YOUR TASK: Give every entry again, word for word and in full.

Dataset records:
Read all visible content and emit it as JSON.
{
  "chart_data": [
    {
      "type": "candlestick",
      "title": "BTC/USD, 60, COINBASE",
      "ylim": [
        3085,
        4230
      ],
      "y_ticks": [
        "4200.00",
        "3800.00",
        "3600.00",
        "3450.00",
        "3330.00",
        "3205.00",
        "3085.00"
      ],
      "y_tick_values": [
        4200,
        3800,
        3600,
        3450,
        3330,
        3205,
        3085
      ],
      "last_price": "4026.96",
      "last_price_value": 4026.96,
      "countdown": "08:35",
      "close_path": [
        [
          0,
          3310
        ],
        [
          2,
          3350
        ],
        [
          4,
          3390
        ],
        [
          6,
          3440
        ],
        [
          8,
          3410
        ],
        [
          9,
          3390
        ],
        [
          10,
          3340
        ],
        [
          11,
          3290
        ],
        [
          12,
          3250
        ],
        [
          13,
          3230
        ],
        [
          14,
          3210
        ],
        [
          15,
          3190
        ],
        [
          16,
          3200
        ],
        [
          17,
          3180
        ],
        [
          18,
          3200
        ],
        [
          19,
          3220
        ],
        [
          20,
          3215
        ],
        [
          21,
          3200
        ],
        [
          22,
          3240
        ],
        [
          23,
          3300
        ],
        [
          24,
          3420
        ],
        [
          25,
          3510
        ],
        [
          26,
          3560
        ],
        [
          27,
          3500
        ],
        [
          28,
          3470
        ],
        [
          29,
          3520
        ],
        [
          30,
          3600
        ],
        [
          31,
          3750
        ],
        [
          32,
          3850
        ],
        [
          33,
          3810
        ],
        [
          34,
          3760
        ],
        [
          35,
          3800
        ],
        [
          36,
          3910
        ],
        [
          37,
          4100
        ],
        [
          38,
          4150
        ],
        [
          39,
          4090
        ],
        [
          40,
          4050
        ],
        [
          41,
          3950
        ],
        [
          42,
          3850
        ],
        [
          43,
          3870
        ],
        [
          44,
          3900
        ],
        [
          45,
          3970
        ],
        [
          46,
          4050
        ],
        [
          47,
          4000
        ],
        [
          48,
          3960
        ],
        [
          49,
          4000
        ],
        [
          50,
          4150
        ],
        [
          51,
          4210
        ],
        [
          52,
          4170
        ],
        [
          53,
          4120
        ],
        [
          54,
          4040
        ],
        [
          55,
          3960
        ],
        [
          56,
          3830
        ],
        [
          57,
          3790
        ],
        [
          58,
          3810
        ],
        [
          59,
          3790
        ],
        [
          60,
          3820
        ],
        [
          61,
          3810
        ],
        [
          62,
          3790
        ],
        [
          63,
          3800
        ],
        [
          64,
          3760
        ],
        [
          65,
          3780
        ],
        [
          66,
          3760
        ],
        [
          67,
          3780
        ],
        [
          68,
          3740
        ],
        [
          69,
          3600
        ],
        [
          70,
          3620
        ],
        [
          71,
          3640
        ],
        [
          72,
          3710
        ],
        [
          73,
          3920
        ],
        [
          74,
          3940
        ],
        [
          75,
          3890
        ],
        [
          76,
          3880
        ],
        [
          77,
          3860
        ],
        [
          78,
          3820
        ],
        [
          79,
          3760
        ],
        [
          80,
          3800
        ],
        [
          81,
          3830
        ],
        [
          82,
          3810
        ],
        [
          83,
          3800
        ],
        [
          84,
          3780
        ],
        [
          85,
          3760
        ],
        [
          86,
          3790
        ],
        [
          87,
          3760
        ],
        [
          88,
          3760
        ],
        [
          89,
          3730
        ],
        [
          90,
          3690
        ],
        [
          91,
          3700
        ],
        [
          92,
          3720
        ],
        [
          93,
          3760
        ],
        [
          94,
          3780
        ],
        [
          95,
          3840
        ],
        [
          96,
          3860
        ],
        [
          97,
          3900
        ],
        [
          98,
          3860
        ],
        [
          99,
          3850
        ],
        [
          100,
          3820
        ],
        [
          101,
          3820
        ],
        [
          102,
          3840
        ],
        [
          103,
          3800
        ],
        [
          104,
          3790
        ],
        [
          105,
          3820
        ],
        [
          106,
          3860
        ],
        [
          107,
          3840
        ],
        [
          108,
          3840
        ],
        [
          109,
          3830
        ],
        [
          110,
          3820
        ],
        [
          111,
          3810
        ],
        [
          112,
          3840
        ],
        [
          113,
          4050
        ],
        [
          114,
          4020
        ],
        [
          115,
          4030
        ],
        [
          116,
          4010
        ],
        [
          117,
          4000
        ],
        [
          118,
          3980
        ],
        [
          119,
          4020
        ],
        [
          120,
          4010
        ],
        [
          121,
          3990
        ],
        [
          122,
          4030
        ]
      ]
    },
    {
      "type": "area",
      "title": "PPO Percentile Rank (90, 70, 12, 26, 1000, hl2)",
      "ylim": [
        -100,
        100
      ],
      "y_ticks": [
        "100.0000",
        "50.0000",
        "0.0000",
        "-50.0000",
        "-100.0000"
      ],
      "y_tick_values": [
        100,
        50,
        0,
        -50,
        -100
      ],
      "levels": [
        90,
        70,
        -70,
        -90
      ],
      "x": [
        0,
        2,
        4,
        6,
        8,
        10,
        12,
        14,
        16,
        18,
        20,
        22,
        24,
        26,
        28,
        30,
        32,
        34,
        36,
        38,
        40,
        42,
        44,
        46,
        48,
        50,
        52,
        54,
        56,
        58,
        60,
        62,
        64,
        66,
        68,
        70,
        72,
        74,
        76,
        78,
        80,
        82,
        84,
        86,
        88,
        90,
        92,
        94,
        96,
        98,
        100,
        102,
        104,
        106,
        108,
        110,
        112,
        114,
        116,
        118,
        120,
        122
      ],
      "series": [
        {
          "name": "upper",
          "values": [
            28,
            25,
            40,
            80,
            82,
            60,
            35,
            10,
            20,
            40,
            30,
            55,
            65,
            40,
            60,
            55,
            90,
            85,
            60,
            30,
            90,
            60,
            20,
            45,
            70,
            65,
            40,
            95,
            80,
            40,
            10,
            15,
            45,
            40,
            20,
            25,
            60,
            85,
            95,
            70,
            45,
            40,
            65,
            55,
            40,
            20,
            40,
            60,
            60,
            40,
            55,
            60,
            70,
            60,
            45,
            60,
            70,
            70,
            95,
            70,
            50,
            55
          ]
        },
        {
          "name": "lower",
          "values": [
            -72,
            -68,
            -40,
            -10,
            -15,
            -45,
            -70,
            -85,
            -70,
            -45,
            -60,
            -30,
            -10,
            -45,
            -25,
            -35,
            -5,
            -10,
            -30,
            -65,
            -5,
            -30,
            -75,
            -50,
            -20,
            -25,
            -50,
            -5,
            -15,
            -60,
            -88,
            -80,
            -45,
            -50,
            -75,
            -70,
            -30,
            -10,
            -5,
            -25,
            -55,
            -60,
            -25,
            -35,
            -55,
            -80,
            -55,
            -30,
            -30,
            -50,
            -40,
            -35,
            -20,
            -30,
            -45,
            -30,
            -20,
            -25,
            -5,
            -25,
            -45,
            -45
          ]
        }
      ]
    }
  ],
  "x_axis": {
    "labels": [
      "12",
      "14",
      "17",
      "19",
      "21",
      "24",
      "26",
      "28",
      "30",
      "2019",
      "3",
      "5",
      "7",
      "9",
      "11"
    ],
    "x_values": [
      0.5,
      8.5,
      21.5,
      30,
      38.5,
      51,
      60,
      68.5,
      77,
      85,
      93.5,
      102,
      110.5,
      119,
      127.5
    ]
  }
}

ANSWER:
Read all visible content and emit it as JSON.
{
  "chart_data": [
    {
      "type": "candlestick",
      "title": "BTC/USD, 60, COINBASE",
      "ylim": [
        3085,
        4230
      ],
      "y_ticks": [
        "4200.00",
        "3800.00",
        "3600.00",
        "3450.00",
        "3330.00",
        "3205.00",
        "3085.00"
      ],
      "y_tick_values": [
        4200,
        3800,
        3600,
        3450,
        3330,
        3205,
        3085
      ],
      "last_price": "4026.96",
      "last_price_value": 4026.96,
      "countdown": "08:35",
      "close_path": [
        [
          0,
          3310
        ],
        [
          2,
          3350
        ],
        [
          4,
          3390
        ],
        [
          6,
          3440
        ],
        [
          8,
          3410
        ],
        [
          9,
          3390
        ],
        [
          10,
          3340
        ],
        [
          11,
          3290
        ],
        [
          12,
          3250
        ],
        [
          13,
          3230
        ],
        [
          14,
          3210
        ],
        [
          15,
          3190
        ],
        [
          16,
          3200
        ],
        [
          17,
          3180
        ],
        [
          18,
          3200
        ],
        [
          19,
          3220
        ],
        [
          20,
          3215
        ],
        [
          21,
          3200
        ],
        [
          22,
          3240
        ],
        [
          23,
          3300
        ],
        [
          24,
          3420
        ],
        [
          25,
          3510
        ],
        [
          26,
          3560
        ],
        [
          27,
          3500
        ],
        [
          28,
          3470
        ],
        [
          29,
          3520
        ],
        [
          30,
          3600
        ],
        [
          31,
          3750
        ],
        [
          32,
          3850
        ],
        [
          33,
          3810
        ],
        [
          34,
          3760
        ],
        [
          35,
          3800
        ],
        [
          36,
          3910
        ],
        [
          37,
          4100
        ],
        [
          38,
          4150
        ],
        [
          39,
          4090
        ],
        [
          40,
          4050
        ],
        [
          41,
          3950
        ],
        [
          42,
          3850
        ],
        [
          43,
          3870
        ],
        [
          44,
          3900
        ],
        [
          45,
          3970
        ],
        [
          46,
          4050
        ],
        [
          47,
          4000
        ],
        [
          48,
          3960
        ],
        [
          49,
          4000
        ],
        [
          50,
          4150
        ],
        [
          51,
          4210
        ],
        [
          52,
          4170
        ],
        [
          53,
          4120
        ],
        [
          54,
          4040
        ],
        [
          55,
          3960
        ],
        [
          56,
          3830
        ],
        [
          57,
          3790
        ],
        [
          58,
          3810
        ],
        [
          59,
          3790
        ],
        [
          60,
          3820
        ],
        [
          61,
          3810
        ],
        [
          62,
          3790
        ],
        [
          63,
          3800
        ],
        [
          64,
          3760
        ],
        [
          65,
          3780
        ],
        [
          66,
          3760
        ],
        [
          67,
          3780
        ],
        [
          68,
          3740
        ],
        [
          69,
          3600
        ],
        [
          70,
          3620
        ],
        [
          71,
          3640
        ],
        [
          72,
          3710
        ],
        [
          73,
          3920
        ],
        [
          74,
          3940
        ],
        [
          75,
          3890
        ],
        [
          76,
          3880
        ],
        [
          77,
          3860
        ],
        [
          78,
          3820
        ],
        [
          79,
          3760
        ],
        [
          80,
          3800
        ],
        [
          81,
          3830
        ],
        [
          82,
          3810
        ],
        [
          83,
          3800
        ],
        [
          84,
          3780
        ],
        [
          85,
          3760
        ],
        [
          86,
          3790
        ],
        [
          87,
          3760
        ],
        [
          88,
          3760
        ],
        [
          89,
          3730
        ],
        [
          90,
          3690
        ],
        [
          91,
          3700
        ],
        [
          92,
          3720
        ],
        [
          93,
          3760
        ],
        [
          94,
          3780
        ],
        [
          95,
          3840
        ],
        [
          96,
          3860
        ],
        [
          97,
          3900
        ],
        [
          98,
          3860
        ],
        [
          99,
          3850
        ],
        [
          100,
          3820
        ],
        [
          101,
          3820
        ],
        [
          102,
          3840
        ],
        [
          103,
          3800
        ],
        [
          104,
          3790
        ],
        [
          105,
          3820
        ],
        [
          106,
          3860
        ],
        [
          107,
          3840
        ],
        [
          108,
          3840
        ],
        [
          109,
          3830
        ],
        [
          110,
          3820
        ],
        [
          111,
          3810
        ],
        [
          112,
          3840
        ],
        [
          113,
          4050
        ],
        [
          114,
          4020
        ],
        [
          115,
          4030
        ],
        [
          116,
          4010
        ],
        [
          117,
          4000
        ],
        [
          118,
          3980
        ],
        [
          119,
          4020
        ],
        [
          120,
          4010
        ],
        [
          121,
          3990
        ],
        [
          122,
          4030
        ]
      ]
    },
    {
      "type": "area",
      "title": "PPO Percentile Rank (90, 70, 12, 26, 1000, hl2)",
      "ylim": [
        -100,
        100
      ],
      "y_ticks": [
        "100.0000",
        "50.0000",
        "0.0000",
        "-50.0000",
        "-100.0000"
      ],
      "y_tick_values": [
        100,
        50,
        0,
        -50,
        -100
      ],
      "levels": [
        90,
        70,
        -70,
        -90
      ],
      "x": [
        0,
        2,
        4,
        6,
        8,
        10,
        12,
        14,
        16,
        18,
        20,
        22,
        24,
        26,
        28,
        30,
        32,
        34,
        36,
        38,
        40,
        42,
        44,
        46,
        48,
        50,
        52,
        54,
        56,
        58,
        60,
        62,
        64,
        66,
        68,
        70,
        72,
        74,
        76,
        78,
        80,
        82,
        84,
        86,
        88,
        90,
        92,
        94,
        96,
        98,
        100,
        102,
        104,
        106,
        108,
        110,
        112,
        114,
        116,
        118,
        120,
        122
      ],
      "series": [
        {
          "name": "upper",
          "values": [
            28,
            25,
            40,
            80,
            82,
            60,
            35,
            10,
            20,
            40,
            30,
            55,
            65,
            40,
            60,
            55,
            90,
            85,
            60,
            30,
            90,
            60,
            20,
            45,
            70,
            65,
            40,
            95,
            80,
            40,
            10,
            15,
            45,
            40,
            20,
            25,
            60,
            85,
            95,
            70,
            45,
            40,
            65,
            55,
            40,
            20,
            40,
            60,
            60,
            40,
            55,
            60,
            70,
            60,
            45,
            60,
            70,
            70,
            95,
            70,
            50,
            55
          ]
        },
        {
          "name": "lower",
          "values": [
            -72,
            -68,
            -40,
            -10,
            -15,
            -45,
            -70,
            -85,
            -70,
            -45,
            -60,
            -30,
            -10,
            -45,
            -25,
            -35,
            -5,
            -10,
            -30,
            -65,
            -5,
            -30,
            -75,
            -50,
            -20,
            -25,
            -50,
            -5,
            -15,
            -60,
            -88,
            -80,
            -45,
            -50,
            -75,
            -70,
            -30,
            -10,
            -5,
            -25,
            -55,
            -60,
            -25,
            -35,
            -55,
            -80,
            -55,
            -30,
            -30,
            -50,
            -40,
            -35,
            -20,
            -30,
            -45,
            -30,
            -20,
            -25,
            -5,
            -25,
            -45,
            -45
          ]
        }
      ]
    }
  ],
  "x_axis": {
    "labels": [
      "12",
      "14",
      "17",
      "19",
      "21",
      "24",
      "26",
      "28",
      "30",
      "2019",
      "3",
      "5",
      "7",
      "9",
      "11"
    ],
    "x_values": [
      0.5,
      8.5,
      21.5,
      30,
      38.5,
      51,
      60,
      68.5,
      77,
      85,
      93.5,
      102,
      110.5,
      119,
      127.5
    ]
  }
}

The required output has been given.